*Problem requirements*
Rewrite everything from the start of the records below down to the line containing "boxes xyxy=(115,77,487,468)", inclusive, as a numbered list, leaving out any blank lines.

*Records supplied*
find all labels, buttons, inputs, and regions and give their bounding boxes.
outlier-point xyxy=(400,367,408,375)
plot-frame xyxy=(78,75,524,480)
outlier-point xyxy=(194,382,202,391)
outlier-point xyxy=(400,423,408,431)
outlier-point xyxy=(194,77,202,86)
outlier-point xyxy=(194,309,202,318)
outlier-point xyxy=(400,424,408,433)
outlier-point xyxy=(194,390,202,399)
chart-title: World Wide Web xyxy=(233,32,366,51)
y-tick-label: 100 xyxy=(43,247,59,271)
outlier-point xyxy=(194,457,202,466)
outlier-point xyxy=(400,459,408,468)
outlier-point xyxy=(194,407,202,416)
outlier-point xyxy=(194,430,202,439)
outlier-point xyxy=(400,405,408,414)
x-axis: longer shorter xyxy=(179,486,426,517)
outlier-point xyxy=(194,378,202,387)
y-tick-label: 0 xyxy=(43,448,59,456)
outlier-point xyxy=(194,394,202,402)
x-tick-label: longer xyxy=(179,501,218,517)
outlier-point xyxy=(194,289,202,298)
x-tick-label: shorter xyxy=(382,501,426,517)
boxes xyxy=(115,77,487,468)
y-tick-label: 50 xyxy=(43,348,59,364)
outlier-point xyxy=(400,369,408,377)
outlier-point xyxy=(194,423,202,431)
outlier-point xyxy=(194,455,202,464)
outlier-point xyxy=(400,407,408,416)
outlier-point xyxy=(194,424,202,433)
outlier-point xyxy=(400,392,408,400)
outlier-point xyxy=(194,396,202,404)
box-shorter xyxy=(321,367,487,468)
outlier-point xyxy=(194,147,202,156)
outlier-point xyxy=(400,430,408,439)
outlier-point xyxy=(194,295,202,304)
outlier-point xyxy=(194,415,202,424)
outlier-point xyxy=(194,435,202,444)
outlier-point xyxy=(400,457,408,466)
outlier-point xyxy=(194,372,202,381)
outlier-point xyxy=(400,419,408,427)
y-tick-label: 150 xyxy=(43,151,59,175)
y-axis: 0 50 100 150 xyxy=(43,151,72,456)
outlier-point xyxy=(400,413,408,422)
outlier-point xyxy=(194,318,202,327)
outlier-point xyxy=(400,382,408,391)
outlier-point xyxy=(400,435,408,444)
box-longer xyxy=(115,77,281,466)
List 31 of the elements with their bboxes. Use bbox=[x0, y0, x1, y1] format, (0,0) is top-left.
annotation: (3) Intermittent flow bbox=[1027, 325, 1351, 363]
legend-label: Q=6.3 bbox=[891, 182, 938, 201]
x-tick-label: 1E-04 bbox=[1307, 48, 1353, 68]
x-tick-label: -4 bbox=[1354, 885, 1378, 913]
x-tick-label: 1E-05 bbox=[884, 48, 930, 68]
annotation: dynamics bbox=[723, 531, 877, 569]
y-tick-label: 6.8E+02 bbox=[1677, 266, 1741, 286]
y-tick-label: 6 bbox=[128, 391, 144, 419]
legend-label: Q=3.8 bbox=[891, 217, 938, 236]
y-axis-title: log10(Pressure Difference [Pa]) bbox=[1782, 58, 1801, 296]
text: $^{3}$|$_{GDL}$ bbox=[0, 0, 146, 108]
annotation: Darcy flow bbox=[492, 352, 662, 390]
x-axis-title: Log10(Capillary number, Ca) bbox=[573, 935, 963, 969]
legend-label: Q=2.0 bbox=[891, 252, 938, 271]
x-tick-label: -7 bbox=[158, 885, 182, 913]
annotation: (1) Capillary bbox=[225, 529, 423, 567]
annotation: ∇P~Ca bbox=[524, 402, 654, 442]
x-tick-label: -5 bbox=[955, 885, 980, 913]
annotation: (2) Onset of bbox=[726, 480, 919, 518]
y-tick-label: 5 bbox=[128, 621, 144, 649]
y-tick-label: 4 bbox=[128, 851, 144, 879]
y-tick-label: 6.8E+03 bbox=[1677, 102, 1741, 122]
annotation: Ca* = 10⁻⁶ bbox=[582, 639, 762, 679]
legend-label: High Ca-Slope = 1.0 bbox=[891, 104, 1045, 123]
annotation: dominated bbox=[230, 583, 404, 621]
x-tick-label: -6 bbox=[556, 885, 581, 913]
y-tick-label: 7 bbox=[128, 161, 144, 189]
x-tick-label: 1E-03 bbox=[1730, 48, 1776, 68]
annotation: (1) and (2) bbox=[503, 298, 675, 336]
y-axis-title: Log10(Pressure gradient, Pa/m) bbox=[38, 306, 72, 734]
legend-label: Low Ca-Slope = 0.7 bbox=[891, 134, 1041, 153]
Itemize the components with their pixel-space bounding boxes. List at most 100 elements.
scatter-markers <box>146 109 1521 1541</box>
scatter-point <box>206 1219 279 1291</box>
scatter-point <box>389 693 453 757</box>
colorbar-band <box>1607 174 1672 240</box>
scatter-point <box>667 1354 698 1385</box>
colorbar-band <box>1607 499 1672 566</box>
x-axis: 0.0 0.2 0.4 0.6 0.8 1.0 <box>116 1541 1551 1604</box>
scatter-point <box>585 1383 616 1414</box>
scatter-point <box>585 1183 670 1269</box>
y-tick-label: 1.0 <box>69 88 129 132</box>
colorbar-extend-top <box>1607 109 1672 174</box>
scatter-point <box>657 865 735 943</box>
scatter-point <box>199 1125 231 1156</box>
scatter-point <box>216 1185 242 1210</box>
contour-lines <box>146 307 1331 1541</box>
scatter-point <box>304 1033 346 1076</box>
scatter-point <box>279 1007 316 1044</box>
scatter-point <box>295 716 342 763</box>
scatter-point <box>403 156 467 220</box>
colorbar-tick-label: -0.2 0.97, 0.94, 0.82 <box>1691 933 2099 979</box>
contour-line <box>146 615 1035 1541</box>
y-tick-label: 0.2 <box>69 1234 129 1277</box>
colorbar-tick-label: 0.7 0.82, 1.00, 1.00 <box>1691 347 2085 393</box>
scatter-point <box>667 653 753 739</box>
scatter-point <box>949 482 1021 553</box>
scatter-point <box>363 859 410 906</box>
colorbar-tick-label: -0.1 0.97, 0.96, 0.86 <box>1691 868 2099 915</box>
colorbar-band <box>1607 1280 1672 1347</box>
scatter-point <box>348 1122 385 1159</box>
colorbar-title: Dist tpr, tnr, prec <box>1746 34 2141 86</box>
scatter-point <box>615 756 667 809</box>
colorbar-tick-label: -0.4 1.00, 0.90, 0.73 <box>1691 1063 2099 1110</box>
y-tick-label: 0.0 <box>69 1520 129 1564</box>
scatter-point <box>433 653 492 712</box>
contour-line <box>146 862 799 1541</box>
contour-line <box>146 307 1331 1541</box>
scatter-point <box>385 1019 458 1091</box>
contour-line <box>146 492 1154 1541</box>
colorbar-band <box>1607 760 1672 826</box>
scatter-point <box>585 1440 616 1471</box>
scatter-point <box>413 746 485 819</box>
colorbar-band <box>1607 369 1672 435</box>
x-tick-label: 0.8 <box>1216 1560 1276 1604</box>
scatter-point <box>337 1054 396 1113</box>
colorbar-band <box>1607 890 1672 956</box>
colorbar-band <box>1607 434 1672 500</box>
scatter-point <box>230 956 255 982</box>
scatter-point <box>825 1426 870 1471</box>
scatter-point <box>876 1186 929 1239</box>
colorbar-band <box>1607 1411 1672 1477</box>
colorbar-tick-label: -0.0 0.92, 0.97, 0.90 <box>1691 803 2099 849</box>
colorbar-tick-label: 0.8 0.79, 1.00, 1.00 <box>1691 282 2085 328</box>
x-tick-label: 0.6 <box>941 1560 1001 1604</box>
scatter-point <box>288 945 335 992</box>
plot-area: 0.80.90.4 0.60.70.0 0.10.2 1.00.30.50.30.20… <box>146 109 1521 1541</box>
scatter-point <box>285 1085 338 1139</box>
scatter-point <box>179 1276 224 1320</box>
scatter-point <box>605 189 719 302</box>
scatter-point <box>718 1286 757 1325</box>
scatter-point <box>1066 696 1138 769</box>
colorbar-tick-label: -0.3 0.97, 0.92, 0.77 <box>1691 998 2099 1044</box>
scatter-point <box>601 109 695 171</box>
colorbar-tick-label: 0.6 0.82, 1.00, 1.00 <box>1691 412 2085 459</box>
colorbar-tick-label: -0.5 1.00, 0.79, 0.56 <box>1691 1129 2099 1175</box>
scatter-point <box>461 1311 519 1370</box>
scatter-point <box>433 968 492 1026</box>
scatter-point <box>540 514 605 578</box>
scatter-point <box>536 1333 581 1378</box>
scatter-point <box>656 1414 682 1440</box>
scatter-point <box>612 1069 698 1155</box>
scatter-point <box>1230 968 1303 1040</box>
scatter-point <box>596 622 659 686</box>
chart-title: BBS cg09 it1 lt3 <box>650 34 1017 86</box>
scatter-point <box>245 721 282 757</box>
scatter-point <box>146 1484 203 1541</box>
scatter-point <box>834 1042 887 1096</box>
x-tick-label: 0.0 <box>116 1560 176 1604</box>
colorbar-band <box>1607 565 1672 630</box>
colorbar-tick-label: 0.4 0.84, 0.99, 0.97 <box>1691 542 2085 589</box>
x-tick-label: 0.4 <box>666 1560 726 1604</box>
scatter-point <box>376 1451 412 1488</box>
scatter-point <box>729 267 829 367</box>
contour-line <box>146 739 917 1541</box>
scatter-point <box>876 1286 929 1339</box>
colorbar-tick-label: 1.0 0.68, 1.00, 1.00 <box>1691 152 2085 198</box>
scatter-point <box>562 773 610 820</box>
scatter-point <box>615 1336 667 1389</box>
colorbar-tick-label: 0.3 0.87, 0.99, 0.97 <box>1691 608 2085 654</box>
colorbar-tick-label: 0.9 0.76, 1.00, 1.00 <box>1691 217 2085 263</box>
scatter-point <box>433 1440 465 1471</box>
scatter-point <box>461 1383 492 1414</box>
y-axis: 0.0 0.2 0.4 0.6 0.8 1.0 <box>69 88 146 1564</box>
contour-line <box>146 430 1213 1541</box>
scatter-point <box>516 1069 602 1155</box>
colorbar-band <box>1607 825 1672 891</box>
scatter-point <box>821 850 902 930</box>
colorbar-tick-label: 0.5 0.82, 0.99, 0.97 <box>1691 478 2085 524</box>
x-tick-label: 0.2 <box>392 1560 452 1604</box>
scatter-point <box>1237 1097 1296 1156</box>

*Solution to the problem*
1. find all labels, buttons, inputs, and regions and give their bounding boxes.
2. outlier-point xyxy=(400,367,408,375)
3. plot-frame xyxy=(78,75,524,480)
4. outlier-point xyxy=(194,382,202,391)
5. outlier-point xyxy=(400,423,408,431)
6. outlier-point xyxy=(194,77,202,86)
7. outlier-point xyxy=(194,309,202,318)
8. outlier-point xyxy=(400,424,408,433)
9. outlier-point xyxy=(194,390,202,399)
10. chart-title: World Wide Web xyxy=(233,32,366,51)
11. y-tick-label: 100 xyxy=(43,247,59,271)
12. outlier-point xyxy=(194,457,202,466)
13. outlier-point xyxy=(400,459,408,468)
14. outlier-point xyxy=(194,407,202,416)
15. outlier-point xyxy=(194,430,202,439)
16. outlier-point xyxy=(400,405,408,414)
17. x-axis: longer shorter xyxy=(179,486,426,517)
18. outlier-point xyxy=(194,378,202,387)
19. y-tick-label: 0 xyxy=(43,448,59,456)
20. outlier-point xyxy=(194,394,202,402)
21. x-tick-label: longer xyxy=(179,501,218,517)
22. outlier-point xyxy=(194,289,202,298)
23. x-tick-label: shorter xyxy=(382,501,426,517)
24. boxes xyxy=(115,77,487,468)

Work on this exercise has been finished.